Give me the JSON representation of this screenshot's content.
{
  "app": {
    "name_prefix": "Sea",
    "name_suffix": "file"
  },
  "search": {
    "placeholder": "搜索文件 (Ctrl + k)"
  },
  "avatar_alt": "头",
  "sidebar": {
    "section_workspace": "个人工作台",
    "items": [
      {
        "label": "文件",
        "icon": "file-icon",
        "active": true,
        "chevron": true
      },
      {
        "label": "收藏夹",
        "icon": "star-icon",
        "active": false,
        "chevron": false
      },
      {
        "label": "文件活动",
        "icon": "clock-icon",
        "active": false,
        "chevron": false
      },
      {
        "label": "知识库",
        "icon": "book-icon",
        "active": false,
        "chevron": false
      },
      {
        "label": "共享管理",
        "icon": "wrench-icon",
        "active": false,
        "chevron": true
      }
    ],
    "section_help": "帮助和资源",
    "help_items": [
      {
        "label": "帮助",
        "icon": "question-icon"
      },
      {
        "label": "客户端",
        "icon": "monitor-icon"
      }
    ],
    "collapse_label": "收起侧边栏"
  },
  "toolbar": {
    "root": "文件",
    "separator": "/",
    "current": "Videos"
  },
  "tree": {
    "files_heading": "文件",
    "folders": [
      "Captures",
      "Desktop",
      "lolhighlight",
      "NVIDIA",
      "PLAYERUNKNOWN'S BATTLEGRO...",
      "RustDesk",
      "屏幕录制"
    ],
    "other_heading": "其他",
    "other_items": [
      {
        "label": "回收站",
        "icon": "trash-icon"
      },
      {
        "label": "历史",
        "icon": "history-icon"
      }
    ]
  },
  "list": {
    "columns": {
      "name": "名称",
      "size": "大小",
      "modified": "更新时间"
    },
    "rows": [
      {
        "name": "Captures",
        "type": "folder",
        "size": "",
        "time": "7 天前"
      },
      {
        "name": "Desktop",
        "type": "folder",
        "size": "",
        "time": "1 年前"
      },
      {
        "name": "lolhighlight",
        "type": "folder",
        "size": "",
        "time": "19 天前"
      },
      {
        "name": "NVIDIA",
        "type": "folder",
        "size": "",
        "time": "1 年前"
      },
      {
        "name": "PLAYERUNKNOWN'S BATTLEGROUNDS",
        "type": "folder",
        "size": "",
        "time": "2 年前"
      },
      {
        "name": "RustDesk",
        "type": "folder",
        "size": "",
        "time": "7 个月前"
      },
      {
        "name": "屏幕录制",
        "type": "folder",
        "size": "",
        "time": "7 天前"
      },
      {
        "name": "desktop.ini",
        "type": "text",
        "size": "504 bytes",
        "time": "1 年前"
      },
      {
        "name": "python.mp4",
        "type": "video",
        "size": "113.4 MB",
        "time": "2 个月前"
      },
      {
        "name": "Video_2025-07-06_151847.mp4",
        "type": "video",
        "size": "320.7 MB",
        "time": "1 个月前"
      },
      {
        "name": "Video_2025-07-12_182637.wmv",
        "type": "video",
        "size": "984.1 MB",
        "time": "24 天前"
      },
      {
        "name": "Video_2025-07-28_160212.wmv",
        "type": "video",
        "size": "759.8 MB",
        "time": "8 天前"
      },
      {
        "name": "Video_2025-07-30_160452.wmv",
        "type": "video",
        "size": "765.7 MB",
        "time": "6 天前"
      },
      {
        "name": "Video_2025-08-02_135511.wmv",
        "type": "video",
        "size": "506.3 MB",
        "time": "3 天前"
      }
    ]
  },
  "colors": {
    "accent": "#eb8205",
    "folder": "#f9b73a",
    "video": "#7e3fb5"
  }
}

----

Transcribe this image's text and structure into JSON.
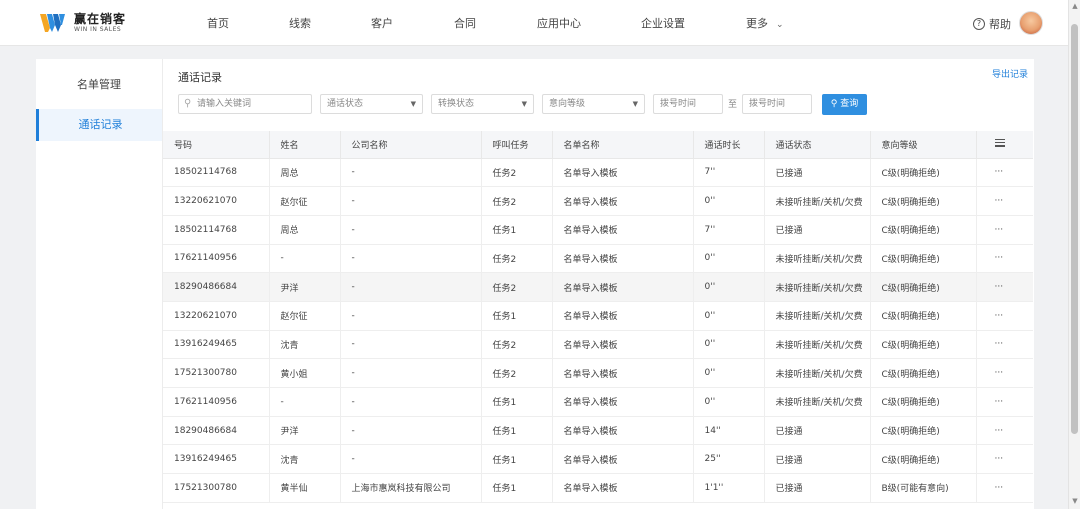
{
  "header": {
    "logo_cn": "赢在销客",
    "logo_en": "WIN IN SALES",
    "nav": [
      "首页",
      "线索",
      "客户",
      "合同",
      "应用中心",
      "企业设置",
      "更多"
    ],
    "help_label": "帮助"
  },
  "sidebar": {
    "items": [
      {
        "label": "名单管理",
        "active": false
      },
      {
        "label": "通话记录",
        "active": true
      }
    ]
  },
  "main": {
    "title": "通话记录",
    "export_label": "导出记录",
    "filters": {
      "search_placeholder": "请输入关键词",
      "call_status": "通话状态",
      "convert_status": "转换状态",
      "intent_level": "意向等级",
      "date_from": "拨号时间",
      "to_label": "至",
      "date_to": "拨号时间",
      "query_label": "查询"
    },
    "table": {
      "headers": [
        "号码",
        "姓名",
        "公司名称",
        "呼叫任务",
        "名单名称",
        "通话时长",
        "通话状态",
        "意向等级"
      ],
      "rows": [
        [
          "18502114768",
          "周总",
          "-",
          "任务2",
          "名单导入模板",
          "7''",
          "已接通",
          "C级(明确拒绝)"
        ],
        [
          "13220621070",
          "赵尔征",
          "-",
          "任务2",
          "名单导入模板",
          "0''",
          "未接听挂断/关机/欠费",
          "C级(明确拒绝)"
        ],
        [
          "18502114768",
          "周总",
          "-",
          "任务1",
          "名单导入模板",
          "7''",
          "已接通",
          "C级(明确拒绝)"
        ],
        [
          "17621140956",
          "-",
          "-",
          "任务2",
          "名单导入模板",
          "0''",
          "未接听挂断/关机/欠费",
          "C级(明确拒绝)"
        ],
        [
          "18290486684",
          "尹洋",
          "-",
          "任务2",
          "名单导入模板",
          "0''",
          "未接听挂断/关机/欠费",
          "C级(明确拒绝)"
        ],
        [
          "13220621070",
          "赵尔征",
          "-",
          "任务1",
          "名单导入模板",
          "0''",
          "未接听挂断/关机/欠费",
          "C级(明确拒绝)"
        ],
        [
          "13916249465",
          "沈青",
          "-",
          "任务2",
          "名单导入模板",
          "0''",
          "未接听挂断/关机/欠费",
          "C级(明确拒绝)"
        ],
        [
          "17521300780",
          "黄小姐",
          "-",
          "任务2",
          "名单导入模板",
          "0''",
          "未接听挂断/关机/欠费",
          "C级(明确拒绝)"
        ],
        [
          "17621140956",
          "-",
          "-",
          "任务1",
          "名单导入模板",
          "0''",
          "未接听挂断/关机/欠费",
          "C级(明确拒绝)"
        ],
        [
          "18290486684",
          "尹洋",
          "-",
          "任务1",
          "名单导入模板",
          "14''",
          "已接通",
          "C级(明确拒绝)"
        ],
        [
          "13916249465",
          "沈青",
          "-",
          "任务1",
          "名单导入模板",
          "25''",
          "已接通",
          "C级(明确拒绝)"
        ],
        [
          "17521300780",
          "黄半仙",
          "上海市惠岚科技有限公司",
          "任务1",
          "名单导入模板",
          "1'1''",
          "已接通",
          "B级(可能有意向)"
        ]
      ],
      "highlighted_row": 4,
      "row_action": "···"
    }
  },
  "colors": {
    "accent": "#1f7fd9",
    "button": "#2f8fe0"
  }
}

----

* [What to do]:
Select every line above that contains the word "this", and copy it.

* [Worked answer]:
Give me the JSON representation of this screenshot's content.
Transcribe this image's text and structure into JSON.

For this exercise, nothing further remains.